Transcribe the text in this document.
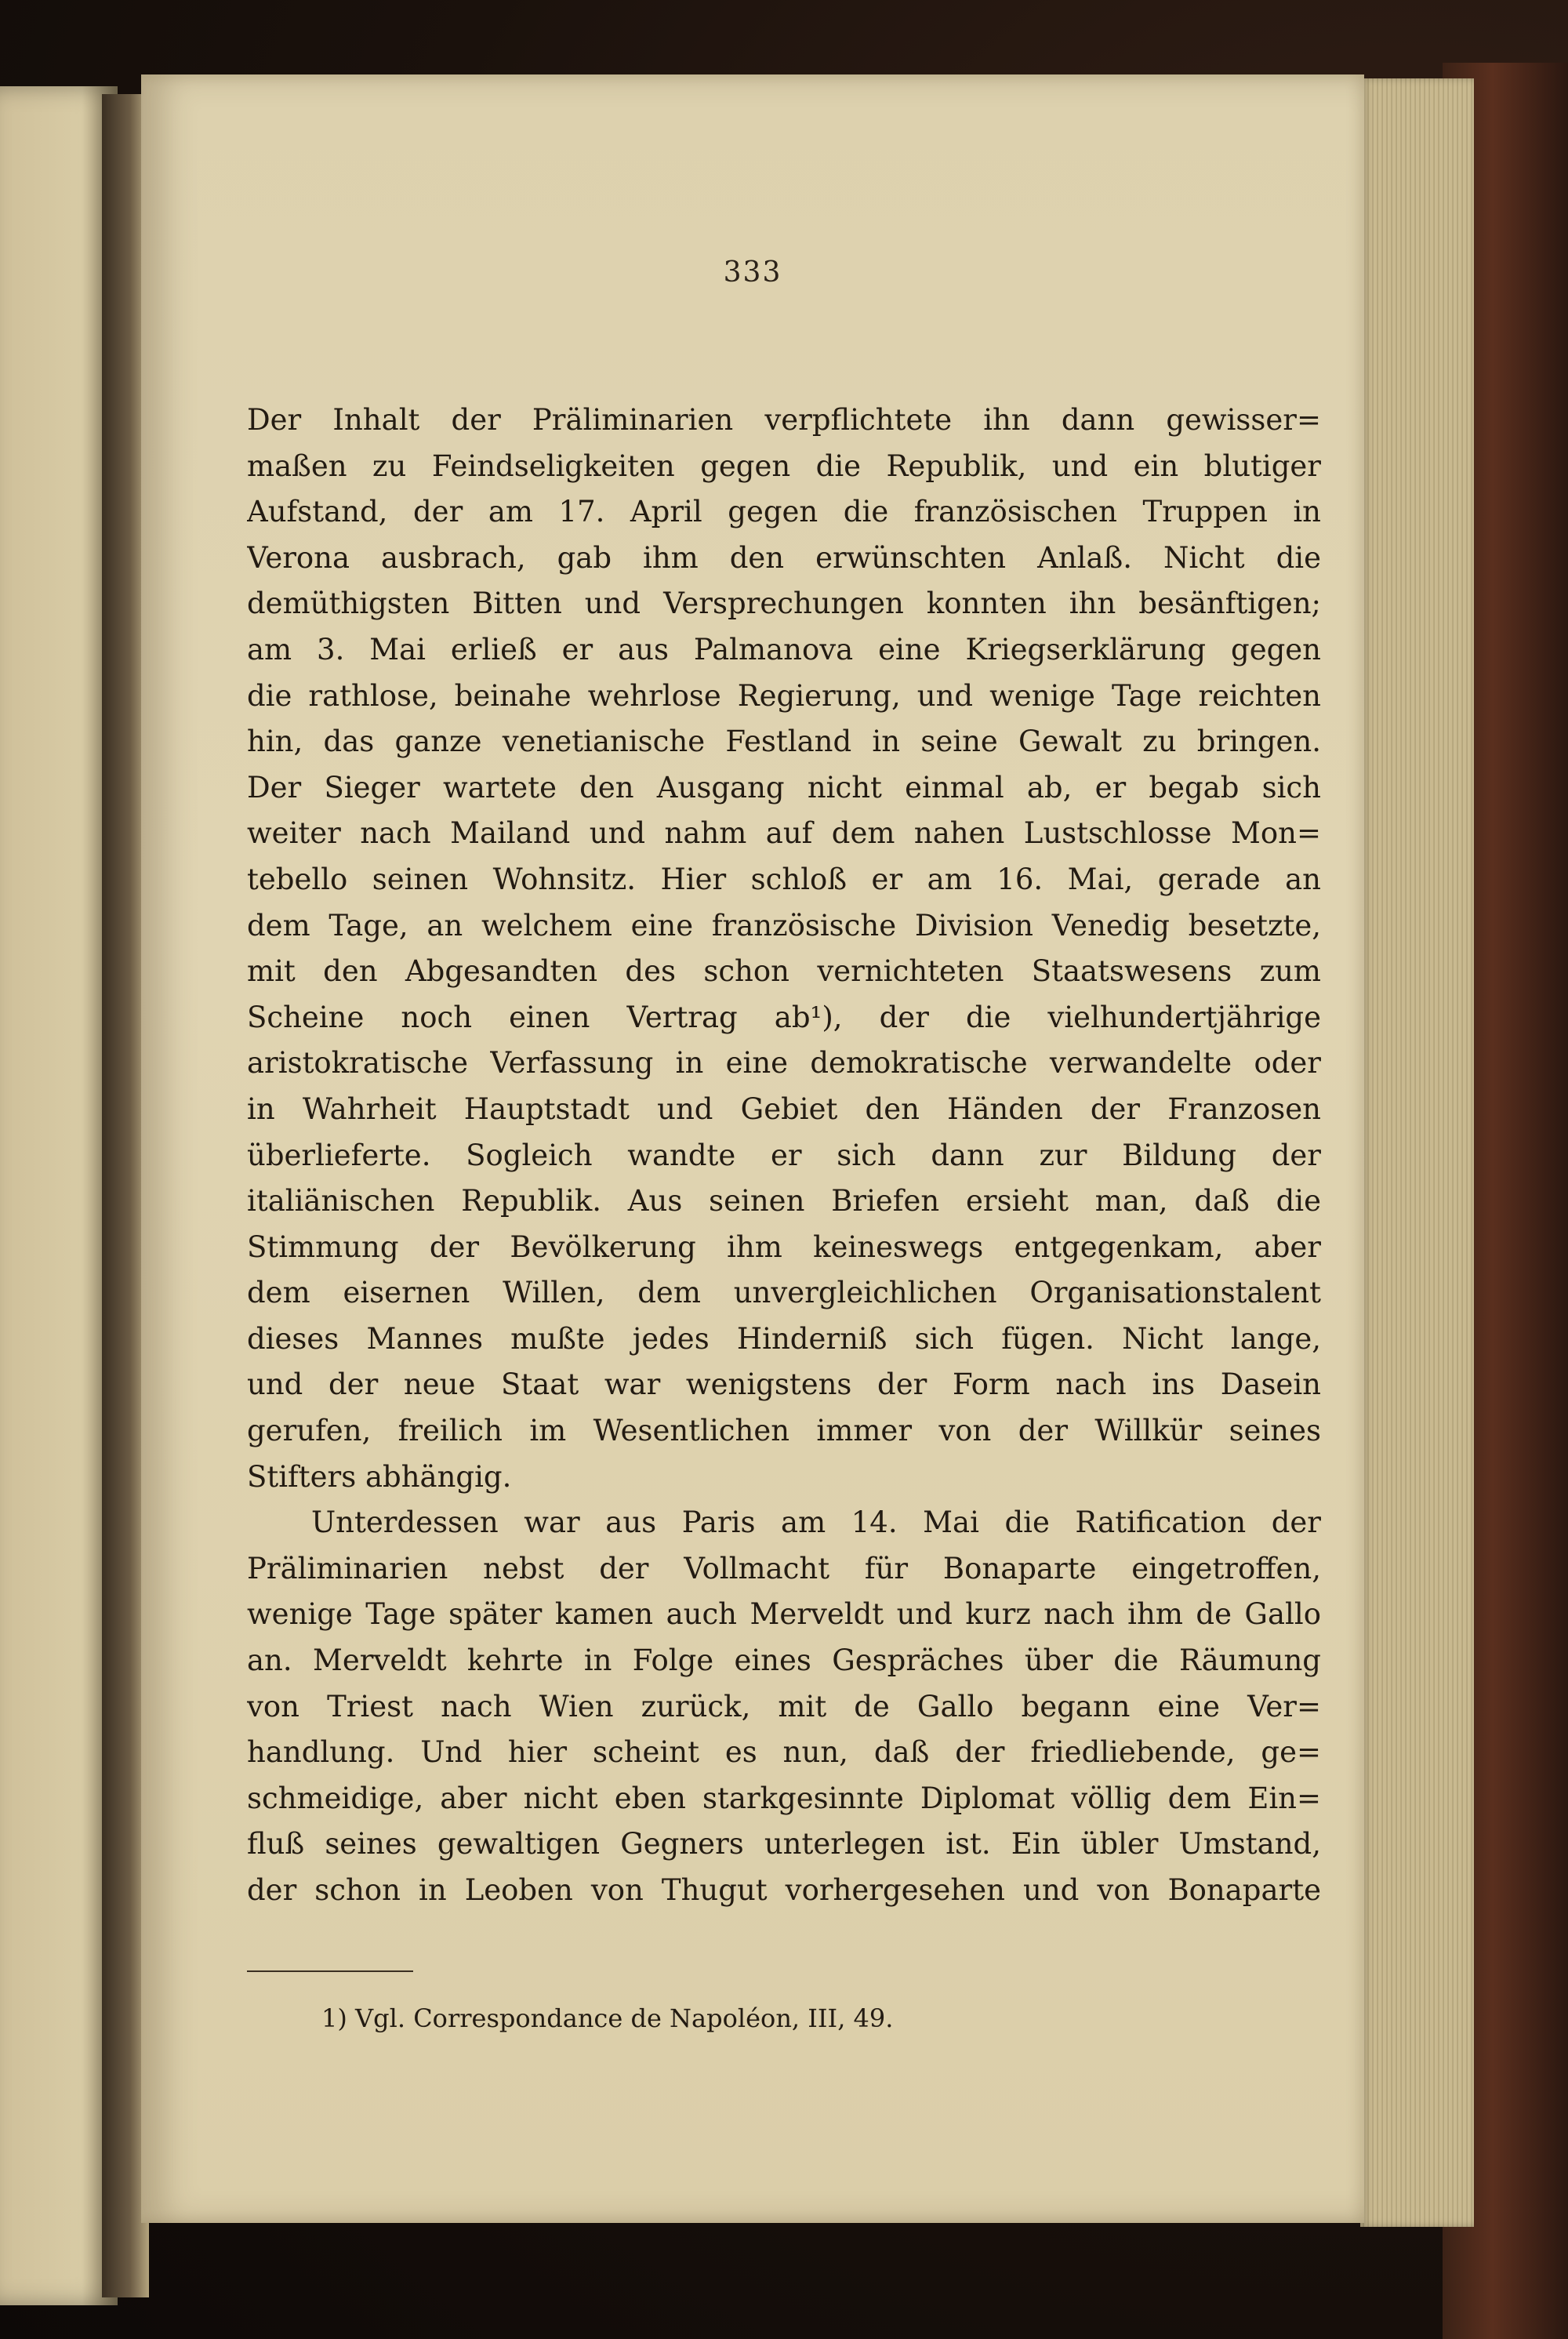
333
Der Inhalt der Präliminarien verpflichtete ihn dann gewisser=
maßen zu Feindseligkeiten gegen die Republik, und ein blutiger
Aufstand, der am 17. April gegen die französischen Truppen in
Verona ausbrach, gab ihm den erwünschten Anlaß. Nicht die
demüthigsten Bitten und Versprechungen konnten ihn besänftigen;
am 3. Mai erließ er aus Palmanova eine Kriegserklärung gegen
die rathlose, beinahe wehrlose Regierung, und wenige Tage reichten
hin, das ganze venetianische Festland in seine Gewalt zu bringen.
Der Sieger wartete den Ausgang nicht einmal ab, er begab sich
weiter nach Mailand und nahm auf dem nahen Lustschlosse Mon=
tebello seinen Wohnsitz. Hier schloß er am 16. Mai, gerade an
dem Tage, an welchem eine französische Division Venedig besetzte,
mit den Abgesandten des schon vernichteten Staatswesens zum
Scheine noch einen Vertrag ab¹), der die vielhundertjährige
aristokratische Verfassung in eine demokratische verwandelte oder
in Wahrheit Hauptstadt und Gebiet den Händen der Franzosen
überlieferte. Sogleich wandte er sich dann zur Bildung der
italiänischen Republik. Aus seinen Briefen ersieht man, daß die
Stimmung der Bevölkerung ihm keineswegs entgegenkam, aber
dem eisernen Willen, dem unvergleichlichen Organisationstalent
dieses Mannes mußte jedes Hinderniß sich fügen. Nicht lange,
und der neue Staat war wenigstens der Form nach ins Dasein
gerufen, freilich im Wesentlichen immer von der Willkür seines
Stifters abhängig.
Unterdessen war aus Paris am 14. Mai die Ratification der
Präliminarien nebst der Vollmacht für Bonaparte eingetroffen,
wenige Tage später kamen auch Merveldt und kurz nach ihm de Gallo
an. Merveldt kehrte in Folge eines Gespräches über die Räumung
von Triest nach Wien zurück, mit de Gallo begann eine Ver=
handlung. Und hier scheint es nun, daß der friedliebende, ge=
schmeidige, aber nicht eben starkgesinnte Diplomat völlig dem Ein=
fluß seines gewaltigen Gegners unterlegen ist. Ein übler Umstand,
der schon in Leoben von Thugut vorhergesehen und von Bonaparte
1) Vgl. Correspondance de Napoléon, III, 49.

________________________

PROBLEM DESCRIPTION :: Quote every record above exactly, leaving out any pictures.

WRITTEN RESPONSE ::
Transcribe the text in this document.
333
Der Inhalt der Präliminarien verpflichtete ihn dann gewisser=
maßen zu Feindseligkeiten gegen die Republik, und ein blutiger
Aufstand, der am 17. April gegen die französischen Truppen in
Verona ausbrach, gab ihm den erwünschten Anlaß. Nicht die
demüthigsten Bitten und Versprechungen konnten ihn besänftigen;
am 3. Mai erließ er aus Palmanova eine Kriegserklärung gegen
die rathlose, beinahe wehrlose Regierung, und wenige Tage reichten
hin, das ganze venetianische Festland in seine Gewalt zu bringen.
Der Sieger wartete den Ausgang nicht einmal ab, er begab sich
weiter nach Mailand und nahm auf dem nahen Lustschlosse Mon=
tebello seinen Wohnsitz. Hier schloß er am 16. Mai, gerade an
dem Tage, an welchem eine französische Division Venedig besetzte,
mit den Abgesandten des schon vernichteten Staatswesens zum
Scheine noch einen Vertrag ab¹), der die vielhundertjährige
aristokratische Verfassung in eine demokratische verwandelte oder
in Wahrheit Hauptstadt und Gebiet den Händen der Franzosen
überlieferte. Sogleich wandte er sich dann zur Bildung der
italiänischen Republik. Aus seinen Briefen ersieht man, daß die
Stimmung der Bevölkerung ihm keineswegs entgegenkam, aber
dem eisernen Willen, dem unvergleichlichen Organisationstalent
dieses Mannes mußte jedes Hinderniß sich fügen. Nicht lange,
und der neue Staat war wenigstens der Form nach ins Dasein
gerufen, freilich im Wesentlichen immer von der Willkür seines
Stifters abhängig.
Unterdessen war aus Paris am 14. Mai die Ratification der
Präliminarien nebst der Vollmacht für Bonaparte eingetroffen,
wenige Tage später kamen auch Merveldt und kurz nach ihm de Gallo
an. Merveldt kehrte in Folge eines Gespräches über die Räumung
von Triest nach Wien zurück, mit de Gallo begann eine Ver=
handlung. Und hier scheint es nun, daß der friedliebende, ge=
schmeidige, aber nicht eben starkgesinnte Diplomat völlig dem Ein=
fluß seines gewaltigen Gegners unterlegen ist. Ein übler Umstand,
der schon in Leoben von Thugut vorhergesehen und von Bonaparte
1) Vgl. Correspondance de Napoléon, III, 49.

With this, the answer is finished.